**** Recorded information ****
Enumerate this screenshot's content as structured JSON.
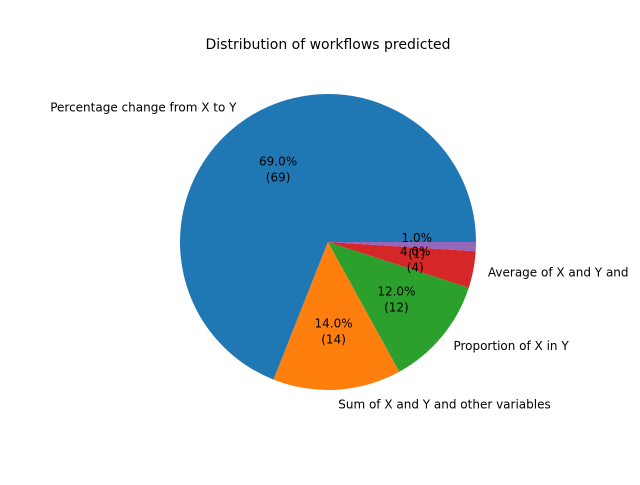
{
  "chart_data": {
    "type": "pie",
    "title": "Distribution of workflows predicted",
    "start_angle_deg": 0,
    "direction": "counterclockwise",
    "slices": [
      {
        "label": "Percentage change from X to Y",
        "value": 69,
        "percent_label": "69.0%",
        "count_label": "(69)",
        "color": "#1f77b4"
      },
      {
        "label": "Sum of X and Y and other variables",
        "value": 14,
        "percent_label": "14.0%",
        "count_label": "(14)",
        "color": "#ff7f0e"
      },
      {
        "label": "Proportion of X in Y",
        "value": 12,
        "percent_label": "12.0%",
        "count_label": "(12)",
        "color": "#2ca02c"
      },
      {
        "label": "Average of X and Y and",
        "value": 4,
        "percent_label": "4.0%",
        "count_label": "(4)",
        "color": "#d62728"
      },
      {
        "label": "",
        "value": 1,
        "percent_label": "1.0%",
        "count_label": "(1)",
        "color": "#9467bd"
      }
    ]
  }
}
****
▸ What you will do
Extract from the material all lines containing the string "color".

▸ Exercise solution
        "color": "#1f77b4"
        "color": "#ff7f0e"
        "color": "#2ca02c"
        "color": "#d62728"
        "color": "#9467bd"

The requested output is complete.